Rows from a figure dataset
begin

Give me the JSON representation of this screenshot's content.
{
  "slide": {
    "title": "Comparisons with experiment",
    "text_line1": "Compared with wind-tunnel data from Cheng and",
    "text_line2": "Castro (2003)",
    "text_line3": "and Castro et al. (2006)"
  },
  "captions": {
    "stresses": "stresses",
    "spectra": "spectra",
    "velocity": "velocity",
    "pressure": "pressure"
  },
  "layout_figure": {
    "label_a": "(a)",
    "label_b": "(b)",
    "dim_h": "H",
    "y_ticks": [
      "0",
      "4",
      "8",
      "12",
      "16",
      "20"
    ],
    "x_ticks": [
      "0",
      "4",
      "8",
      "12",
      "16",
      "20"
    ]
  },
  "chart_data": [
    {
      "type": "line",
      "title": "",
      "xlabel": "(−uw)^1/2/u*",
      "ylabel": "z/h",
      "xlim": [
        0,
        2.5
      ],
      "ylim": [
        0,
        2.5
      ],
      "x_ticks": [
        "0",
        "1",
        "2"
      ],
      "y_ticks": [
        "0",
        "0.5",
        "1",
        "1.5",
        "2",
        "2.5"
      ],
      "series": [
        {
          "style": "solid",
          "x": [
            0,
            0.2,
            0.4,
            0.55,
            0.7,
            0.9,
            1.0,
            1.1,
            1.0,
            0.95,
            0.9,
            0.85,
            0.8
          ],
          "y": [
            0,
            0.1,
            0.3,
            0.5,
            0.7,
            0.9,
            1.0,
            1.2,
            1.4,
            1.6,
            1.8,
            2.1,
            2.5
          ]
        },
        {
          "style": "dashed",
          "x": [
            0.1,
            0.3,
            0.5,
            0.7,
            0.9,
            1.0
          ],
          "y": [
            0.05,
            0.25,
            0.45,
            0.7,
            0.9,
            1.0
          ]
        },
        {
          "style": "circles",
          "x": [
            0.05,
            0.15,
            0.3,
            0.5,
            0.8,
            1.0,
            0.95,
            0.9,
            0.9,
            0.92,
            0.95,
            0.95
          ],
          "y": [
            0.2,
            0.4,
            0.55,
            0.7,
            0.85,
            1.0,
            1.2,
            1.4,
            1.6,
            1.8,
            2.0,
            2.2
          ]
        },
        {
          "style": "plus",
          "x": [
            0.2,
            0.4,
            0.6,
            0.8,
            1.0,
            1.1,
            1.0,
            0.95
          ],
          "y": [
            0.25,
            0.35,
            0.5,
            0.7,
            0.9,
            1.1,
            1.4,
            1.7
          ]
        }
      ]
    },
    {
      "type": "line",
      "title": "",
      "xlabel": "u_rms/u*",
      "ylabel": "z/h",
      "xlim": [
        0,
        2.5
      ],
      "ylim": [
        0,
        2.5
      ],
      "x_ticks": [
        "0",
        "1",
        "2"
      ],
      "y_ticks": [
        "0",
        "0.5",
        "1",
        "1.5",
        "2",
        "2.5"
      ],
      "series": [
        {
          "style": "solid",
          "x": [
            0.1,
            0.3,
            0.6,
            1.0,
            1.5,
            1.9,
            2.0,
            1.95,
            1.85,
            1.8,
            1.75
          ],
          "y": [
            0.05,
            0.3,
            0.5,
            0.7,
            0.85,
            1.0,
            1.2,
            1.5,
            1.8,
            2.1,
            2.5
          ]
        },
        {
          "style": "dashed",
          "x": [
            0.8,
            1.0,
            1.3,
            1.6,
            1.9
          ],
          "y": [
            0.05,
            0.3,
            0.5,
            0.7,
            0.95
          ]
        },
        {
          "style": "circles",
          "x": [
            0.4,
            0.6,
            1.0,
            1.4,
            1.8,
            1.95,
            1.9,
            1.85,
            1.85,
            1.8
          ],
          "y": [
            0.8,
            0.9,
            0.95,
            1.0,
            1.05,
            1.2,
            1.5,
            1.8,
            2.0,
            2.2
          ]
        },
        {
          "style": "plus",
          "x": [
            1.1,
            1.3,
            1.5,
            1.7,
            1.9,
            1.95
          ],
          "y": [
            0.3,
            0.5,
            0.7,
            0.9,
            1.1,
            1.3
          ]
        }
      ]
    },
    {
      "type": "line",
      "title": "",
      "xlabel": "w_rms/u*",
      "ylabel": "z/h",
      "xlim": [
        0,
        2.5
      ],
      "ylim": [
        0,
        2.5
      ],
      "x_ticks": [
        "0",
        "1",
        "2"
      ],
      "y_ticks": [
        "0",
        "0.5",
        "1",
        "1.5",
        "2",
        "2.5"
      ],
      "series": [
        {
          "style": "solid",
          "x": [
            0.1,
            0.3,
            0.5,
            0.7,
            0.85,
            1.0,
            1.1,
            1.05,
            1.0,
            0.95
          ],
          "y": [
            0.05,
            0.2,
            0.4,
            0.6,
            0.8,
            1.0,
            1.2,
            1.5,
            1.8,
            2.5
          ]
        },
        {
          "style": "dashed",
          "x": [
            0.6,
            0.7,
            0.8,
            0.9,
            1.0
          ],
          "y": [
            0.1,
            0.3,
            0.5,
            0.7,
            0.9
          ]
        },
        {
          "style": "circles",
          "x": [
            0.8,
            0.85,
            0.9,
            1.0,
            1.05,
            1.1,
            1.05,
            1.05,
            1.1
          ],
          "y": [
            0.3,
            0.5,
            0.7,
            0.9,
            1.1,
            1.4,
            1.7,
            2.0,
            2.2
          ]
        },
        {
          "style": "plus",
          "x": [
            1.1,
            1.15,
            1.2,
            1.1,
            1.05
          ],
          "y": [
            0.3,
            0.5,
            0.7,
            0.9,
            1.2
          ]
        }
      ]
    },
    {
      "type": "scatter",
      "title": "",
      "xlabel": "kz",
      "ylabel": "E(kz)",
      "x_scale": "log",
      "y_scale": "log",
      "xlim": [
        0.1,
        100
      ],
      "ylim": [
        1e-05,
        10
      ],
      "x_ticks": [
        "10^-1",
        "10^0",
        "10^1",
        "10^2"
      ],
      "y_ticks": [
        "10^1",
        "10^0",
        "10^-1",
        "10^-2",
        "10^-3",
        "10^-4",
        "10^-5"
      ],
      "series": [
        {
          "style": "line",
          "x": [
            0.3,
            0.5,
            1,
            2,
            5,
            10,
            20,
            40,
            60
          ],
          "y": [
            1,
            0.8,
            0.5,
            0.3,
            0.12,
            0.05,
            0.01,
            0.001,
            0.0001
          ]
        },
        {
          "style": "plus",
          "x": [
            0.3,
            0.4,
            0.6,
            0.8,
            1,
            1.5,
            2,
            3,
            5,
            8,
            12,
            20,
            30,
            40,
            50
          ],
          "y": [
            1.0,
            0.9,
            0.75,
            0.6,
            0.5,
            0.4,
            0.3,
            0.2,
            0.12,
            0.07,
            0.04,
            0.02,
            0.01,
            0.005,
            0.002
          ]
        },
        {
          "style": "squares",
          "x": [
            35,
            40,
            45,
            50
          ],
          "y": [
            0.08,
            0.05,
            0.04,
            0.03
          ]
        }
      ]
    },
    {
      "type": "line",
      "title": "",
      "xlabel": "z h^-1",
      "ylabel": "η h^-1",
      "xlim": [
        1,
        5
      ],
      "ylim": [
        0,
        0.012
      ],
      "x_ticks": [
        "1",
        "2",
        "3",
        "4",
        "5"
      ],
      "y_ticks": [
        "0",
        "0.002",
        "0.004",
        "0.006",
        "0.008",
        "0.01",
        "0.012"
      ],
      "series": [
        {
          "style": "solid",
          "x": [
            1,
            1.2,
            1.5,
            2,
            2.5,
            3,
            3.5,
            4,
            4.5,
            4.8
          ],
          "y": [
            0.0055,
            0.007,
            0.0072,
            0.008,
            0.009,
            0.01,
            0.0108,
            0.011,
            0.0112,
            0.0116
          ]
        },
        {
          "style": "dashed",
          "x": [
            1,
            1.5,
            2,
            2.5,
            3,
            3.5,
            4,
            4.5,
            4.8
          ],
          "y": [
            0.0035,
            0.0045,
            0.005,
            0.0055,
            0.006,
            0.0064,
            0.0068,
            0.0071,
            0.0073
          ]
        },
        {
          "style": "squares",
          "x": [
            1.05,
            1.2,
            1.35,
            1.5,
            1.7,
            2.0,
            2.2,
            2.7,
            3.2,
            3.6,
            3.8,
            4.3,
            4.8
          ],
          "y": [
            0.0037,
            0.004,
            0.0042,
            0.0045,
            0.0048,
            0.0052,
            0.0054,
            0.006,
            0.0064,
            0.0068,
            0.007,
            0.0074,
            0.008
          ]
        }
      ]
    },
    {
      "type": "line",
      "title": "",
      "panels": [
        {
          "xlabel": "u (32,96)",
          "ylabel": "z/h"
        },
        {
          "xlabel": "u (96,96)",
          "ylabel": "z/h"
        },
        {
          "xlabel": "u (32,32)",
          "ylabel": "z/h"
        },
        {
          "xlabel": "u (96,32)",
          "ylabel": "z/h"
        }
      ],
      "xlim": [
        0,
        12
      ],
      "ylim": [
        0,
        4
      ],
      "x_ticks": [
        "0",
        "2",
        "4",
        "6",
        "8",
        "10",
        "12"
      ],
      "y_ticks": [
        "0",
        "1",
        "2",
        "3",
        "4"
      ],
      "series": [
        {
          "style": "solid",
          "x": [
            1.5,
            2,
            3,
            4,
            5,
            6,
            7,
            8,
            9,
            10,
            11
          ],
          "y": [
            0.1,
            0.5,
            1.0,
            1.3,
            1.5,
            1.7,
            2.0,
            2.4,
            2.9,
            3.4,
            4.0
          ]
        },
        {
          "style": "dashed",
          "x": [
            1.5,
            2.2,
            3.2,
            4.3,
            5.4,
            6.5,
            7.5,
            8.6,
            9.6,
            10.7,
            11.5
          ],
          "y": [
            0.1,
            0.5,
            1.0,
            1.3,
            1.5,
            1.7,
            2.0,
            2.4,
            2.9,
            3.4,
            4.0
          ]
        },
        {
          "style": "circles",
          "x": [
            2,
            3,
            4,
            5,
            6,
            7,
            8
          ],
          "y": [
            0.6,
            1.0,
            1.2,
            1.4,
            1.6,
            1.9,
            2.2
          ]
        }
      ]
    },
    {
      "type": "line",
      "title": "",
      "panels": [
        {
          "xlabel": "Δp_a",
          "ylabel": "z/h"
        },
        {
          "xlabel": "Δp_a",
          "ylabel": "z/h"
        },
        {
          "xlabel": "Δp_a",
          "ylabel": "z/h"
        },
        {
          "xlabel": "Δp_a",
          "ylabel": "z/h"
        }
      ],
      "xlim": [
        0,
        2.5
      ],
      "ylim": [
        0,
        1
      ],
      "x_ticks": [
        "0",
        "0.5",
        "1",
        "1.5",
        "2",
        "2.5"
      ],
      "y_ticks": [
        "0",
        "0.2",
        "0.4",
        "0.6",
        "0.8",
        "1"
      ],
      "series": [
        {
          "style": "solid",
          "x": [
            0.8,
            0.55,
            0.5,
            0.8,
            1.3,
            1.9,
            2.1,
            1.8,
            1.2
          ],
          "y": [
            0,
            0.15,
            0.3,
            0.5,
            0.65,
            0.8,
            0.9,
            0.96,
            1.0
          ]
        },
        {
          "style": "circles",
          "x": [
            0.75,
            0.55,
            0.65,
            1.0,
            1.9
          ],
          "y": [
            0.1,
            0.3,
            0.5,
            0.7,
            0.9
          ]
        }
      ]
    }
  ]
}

end

● **Exercise requirements**
Pick out and copy the lines of the material that include the word "with".

● **Exercise result**
    "title": "Comparisons with experiment",
    "text_line1": "Compared with wind-tunnel data from Cheng and",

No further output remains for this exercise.